┌─ RECORD EXCERPTS
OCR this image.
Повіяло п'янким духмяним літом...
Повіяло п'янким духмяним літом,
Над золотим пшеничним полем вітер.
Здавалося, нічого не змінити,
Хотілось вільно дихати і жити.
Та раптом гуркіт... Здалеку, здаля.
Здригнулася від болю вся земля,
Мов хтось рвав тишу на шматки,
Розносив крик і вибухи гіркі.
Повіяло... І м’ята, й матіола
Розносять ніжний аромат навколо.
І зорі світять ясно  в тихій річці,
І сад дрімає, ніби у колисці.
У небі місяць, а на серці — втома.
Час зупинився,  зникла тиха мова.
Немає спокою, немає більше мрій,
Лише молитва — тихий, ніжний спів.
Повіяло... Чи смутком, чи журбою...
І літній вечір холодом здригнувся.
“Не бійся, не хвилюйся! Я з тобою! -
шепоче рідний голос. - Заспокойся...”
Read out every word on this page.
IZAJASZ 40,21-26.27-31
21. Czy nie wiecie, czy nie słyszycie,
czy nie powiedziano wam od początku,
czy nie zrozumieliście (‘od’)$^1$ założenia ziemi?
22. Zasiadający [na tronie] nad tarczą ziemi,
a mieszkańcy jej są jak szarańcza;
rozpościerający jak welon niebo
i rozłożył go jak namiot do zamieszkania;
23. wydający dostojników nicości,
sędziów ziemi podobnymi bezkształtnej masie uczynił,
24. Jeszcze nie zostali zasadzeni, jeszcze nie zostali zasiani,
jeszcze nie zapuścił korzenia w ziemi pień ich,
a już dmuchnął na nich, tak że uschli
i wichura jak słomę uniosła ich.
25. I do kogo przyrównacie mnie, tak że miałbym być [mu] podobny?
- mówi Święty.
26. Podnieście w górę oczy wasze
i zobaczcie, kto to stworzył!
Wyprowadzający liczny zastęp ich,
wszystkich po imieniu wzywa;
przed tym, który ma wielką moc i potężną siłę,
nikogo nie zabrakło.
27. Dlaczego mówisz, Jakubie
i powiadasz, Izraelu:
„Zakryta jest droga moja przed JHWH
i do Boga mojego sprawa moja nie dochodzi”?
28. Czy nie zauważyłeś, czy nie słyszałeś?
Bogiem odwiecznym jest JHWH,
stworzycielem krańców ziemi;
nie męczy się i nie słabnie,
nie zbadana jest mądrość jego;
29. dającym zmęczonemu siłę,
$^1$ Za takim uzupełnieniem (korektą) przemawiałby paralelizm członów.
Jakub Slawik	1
└─
> **WHAT IS BEING ASKED**:
Above are the entries; count how many of their lines contain the word "siłę" and give only that number.

> **EXERCISE RESULT**:
2